> Esercizio
Traduca in inglese la seguente frase tratta dall'articolo sull'accoltellamento in Cisgiordania: «Il palestinese è stato freddato dagli agenti, chiamati dal guardiano ferito, la 13enne invece, portata urgentemente in ospedale, non ce l’ha fatta.»

> Testo estratto
◇ ◇ ◇

CISGIORDANIA – PALESTINESE 19ENNE S’INTRUFOLA IN UN COMPLESSO RESIDENZIALE ED ACCOLTELLA A MORTE UNA 13ENNE ISRAELIANA NEL SONNO. UCCISO DAGLI AGENTI

Dormiva i giovani sogni di una 13enne come in qualsiasi parte del mondo. Ma lei ha avuto la sfortuna di nascere in un lembo di terra dove la vita sembra non valere molto. La ragazzina, nel pieno della notte, è stata ferocemente accoltellata al capo da un 19enne palestinese il quale, dopo aver ferito il guardiano del complesso israeliano in Cisgiordania, si è intrufolato nell’appartamento. Il palestinese è stato freddato dagli agenti, chiamati dal guardiano ferito, la 13enne invece, portata urgentemente in ospedale, non ce l’ha fatta. “L’assassinio orribile di una ragazza nel suo letto sottolinea la sete di sangue e la disumanità dei terroristi che ci troviamo di fronte”, ha denunciato non senza commozione il primo ministro israeliano Benjamin Netanyahu. “Continueremo nella nostra azione forte e determinata contro il terrorismo”, ha promesso il primo ministro, spiegando di “aspettarsi che la leadership palestinese si pronunci con una chiara e inequivocabile condanna di questo orrendo omicidio e prenda provvedimenti immediati contro l’incitamento all’odio”.

◇ ◇ ◇

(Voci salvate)
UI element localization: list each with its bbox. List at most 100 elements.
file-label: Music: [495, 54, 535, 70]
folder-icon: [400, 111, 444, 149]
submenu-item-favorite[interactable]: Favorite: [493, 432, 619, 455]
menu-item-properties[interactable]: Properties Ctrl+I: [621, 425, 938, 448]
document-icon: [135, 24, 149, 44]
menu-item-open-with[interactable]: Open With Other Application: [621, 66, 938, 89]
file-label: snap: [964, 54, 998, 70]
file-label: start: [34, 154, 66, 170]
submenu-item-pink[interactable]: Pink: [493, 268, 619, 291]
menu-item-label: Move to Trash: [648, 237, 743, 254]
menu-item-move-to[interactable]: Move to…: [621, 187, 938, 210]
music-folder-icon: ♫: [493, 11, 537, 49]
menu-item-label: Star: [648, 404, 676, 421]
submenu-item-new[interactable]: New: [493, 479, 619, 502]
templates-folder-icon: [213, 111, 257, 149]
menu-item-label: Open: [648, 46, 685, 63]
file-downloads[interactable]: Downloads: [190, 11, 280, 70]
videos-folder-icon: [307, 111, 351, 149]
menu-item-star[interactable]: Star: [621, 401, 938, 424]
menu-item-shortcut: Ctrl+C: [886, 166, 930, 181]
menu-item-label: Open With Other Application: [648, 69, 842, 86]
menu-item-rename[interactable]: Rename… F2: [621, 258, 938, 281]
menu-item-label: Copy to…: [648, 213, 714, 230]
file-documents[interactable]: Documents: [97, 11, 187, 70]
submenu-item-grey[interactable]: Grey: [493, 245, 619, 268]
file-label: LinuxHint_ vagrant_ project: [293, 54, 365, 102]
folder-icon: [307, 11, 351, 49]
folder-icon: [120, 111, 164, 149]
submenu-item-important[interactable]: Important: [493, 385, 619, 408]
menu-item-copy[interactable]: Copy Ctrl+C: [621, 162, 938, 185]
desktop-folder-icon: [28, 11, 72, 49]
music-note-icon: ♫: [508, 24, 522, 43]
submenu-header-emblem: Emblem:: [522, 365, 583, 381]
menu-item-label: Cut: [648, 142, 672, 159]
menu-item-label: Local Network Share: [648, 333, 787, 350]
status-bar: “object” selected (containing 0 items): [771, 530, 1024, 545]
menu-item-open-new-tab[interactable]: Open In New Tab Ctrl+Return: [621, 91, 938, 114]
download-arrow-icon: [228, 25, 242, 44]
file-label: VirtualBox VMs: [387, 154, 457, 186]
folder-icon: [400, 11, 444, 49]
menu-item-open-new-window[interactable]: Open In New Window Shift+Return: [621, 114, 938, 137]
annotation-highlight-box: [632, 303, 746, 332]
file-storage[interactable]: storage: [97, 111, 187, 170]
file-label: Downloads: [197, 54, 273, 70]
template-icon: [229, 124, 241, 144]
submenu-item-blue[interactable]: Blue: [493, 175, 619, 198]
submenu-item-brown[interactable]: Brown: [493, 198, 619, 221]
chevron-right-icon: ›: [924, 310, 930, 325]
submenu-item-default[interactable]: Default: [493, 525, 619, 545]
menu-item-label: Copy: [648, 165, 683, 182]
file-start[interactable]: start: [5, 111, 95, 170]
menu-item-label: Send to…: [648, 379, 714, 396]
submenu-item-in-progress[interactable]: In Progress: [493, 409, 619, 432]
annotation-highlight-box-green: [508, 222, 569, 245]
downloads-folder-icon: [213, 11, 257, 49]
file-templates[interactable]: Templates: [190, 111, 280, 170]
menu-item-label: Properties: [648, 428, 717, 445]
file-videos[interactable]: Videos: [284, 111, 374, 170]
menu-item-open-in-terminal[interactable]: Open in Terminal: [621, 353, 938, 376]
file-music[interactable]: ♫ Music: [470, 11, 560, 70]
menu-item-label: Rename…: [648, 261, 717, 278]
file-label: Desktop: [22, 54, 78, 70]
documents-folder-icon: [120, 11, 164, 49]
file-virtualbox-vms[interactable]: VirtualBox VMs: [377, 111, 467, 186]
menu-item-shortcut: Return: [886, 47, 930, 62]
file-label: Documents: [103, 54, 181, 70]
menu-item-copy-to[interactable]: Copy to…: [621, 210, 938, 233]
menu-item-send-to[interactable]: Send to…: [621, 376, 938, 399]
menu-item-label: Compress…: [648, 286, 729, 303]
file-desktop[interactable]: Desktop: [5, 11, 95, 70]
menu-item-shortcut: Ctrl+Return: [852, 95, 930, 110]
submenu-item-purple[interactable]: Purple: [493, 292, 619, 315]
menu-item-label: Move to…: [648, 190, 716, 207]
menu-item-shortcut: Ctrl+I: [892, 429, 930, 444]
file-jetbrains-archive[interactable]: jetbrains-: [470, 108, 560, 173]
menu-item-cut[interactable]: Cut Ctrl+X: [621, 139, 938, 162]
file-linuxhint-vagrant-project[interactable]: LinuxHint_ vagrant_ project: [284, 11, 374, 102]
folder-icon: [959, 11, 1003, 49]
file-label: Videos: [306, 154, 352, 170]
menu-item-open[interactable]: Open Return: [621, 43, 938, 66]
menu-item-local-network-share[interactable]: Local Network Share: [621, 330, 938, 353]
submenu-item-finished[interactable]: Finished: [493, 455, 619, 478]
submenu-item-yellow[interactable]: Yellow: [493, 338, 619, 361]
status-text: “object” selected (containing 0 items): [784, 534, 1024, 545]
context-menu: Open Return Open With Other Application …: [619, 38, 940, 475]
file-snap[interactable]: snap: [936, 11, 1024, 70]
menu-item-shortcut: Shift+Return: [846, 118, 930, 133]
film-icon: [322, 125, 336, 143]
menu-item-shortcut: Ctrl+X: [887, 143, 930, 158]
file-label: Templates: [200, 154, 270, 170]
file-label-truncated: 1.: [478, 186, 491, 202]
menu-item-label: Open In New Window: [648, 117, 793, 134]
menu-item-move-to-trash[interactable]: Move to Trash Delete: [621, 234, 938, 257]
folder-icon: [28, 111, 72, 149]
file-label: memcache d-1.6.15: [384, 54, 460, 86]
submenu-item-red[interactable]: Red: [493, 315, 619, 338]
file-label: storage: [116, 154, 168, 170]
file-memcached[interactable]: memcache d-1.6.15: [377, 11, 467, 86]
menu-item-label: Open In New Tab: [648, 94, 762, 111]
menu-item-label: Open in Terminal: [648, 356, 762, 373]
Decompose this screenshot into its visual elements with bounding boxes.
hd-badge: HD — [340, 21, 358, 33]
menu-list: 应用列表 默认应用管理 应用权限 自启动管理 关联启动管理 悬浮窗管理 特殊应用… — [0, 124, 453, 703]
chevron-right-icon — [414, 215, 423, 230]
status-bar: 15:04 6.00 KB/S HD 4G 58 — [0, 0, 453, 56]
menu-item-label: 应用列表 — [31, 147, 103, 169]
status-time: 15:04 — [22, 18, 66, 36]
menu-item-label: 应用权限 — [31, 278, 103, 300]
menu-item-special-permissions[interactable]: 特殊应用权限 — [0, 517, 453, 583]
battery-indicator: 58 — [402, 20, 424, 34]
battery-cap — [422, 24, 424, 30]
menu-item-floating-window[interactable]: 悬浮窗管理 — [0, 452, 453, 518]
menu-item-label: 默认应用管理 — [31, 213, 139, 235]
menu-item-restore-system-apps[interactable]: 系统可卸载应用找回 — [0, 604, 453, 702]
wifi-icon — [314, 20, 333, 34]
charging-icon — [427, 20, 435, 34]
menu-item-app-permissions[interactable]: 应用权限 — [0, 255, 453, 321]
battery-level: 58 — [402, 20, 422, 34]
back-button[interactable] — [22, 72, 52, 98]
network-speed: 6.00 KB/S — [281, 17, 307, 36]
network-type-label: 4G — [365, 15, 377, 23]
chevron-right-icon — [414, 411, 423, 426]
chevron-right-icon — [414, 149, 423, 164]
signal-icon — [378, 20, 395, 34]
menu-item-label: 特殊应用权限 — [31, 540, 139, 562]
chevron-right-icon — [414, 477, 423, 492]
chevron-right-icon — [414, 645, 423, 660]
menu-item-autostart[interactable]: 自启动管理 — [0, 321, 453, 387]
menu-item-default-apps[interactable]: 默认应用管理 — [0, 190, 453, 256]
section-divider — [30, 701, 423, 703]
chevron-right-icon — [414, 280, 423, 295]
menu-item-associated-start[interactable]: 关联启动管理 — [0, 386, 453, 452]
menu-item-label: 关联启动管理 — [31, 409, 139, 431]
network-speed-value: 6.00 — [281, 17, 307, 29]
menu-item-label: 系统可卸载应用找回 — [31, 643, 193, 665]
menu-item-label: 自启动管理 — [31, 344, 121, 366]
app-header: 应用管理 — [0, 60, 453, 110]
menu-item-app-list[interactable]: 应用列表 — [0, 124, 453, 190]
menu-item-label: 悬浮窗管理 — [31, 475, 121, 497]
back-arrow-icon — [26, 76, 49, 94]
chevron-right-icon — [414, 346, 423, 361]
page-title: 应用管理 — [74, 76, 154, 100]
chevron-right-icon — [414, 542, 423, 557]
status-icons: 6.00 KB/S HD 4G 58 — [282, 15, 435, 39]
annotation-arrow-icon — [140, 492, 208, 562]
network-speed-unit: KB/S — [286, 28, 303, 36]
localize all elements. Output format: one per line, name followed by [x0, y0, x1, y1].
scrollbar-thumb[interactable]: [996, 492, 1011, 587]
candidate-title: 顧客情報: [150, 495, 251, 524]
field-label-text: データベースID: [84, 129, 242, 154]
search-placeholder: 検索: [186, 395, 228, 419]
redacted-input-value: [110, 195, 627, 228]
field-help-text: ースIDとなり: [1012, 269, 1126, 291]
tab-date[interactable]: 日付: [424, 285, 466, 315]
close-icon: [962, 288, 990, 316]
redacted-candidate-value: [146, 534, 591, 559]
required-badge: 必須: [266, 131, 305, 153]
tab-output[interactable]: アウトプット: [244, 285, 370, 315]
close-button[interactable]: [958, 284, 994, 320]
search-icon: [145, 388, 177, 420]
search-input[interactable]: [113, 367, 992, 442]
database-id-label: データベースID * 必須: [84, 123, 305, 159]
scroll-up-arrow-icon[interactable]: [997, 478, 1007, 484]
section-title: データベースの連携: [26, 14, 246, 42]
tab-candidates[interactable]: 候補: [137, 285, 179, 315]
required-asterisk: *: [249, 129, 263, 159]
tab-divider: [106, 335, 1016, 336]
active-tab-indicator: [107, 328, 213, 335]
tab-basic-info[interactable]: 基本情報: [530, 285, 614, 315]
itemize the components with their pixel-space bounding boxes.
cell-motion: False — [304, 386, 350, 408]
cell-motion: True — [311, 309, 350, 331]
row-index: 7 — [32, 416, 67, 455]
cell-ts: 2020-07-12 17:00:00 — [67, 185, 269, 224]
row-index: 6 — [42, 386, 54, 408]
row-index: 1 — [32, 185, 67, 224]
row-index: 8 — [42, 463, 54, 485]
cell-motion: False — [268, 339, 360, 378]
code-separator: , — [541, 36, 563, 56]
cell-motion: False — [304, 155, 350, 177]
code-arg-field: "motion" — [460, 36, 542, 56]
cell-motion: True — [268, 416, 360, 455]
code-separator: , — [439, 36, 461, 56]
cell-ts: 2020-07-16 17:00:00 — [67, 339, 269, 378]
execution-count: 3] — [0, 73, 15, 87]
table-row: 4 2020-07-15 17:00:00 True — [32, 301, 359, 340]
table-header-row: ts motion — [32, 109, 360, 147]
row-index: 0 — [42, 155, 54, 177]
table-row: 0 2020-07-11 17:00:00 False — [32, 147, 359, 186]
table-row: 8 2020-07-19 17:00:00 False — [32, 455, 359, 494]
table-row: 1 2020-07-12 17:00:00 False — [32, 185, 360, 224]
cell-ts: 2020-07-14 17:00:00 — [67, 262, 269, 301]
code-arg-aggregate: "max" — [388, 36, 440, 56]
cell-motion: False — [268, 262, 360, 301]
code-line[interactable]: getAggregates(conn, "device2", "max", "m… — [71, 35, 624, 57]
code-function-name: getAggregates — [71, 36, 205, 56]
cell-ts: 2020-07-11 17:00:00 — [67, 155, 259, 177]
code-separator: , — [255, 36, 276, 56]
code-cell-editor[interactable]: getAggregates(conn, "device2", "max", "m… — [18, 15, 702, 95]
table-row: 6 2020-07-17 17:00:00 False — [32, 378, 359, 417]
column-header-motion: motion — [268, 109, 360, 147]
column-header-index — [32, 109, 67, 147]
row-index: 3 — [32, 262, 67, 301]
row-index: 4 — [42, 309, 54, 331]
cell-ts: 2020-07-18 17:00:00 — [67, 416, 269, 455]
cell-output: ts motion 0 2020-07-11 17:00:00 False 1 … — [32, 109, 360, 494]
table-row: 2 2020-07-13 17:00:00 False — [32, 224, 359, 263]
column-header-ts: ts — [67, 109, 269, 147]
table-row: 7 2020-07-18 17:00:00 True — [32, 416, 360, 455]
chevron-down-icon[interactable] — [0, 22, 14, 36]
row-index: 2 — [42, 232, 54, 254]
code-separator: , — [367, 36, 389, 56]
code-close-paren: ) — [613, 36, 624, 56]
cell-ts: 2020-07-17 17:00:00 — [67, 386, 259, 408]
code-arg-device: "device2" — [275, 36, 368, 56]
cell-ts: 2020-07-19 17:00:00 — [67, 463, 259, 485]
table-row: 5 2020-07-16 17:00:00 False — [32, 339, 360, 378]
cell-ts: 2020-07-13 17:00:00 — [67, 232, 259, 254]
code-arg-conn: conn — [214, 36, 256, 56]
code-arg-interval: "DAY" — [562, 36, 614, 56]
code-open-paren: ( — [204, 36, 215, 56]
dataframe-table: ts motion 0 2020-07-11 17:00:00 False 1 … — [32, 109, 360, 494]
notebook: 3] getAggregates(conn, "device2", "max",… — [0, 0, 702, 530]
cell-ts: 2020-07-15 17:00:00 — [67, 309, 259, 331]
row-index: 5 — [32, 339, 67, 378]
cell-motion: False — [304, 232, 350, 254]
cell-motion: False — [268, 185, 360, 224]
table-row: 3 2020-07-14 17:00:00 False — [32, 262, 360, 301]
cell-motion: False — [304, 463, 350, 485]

◇ ◇ ◇

> Risposta
The Palestinian was shot dead by the officers, who had been called by the wounded guard, while the 13-year-old, rushed to the hospital, did not survive.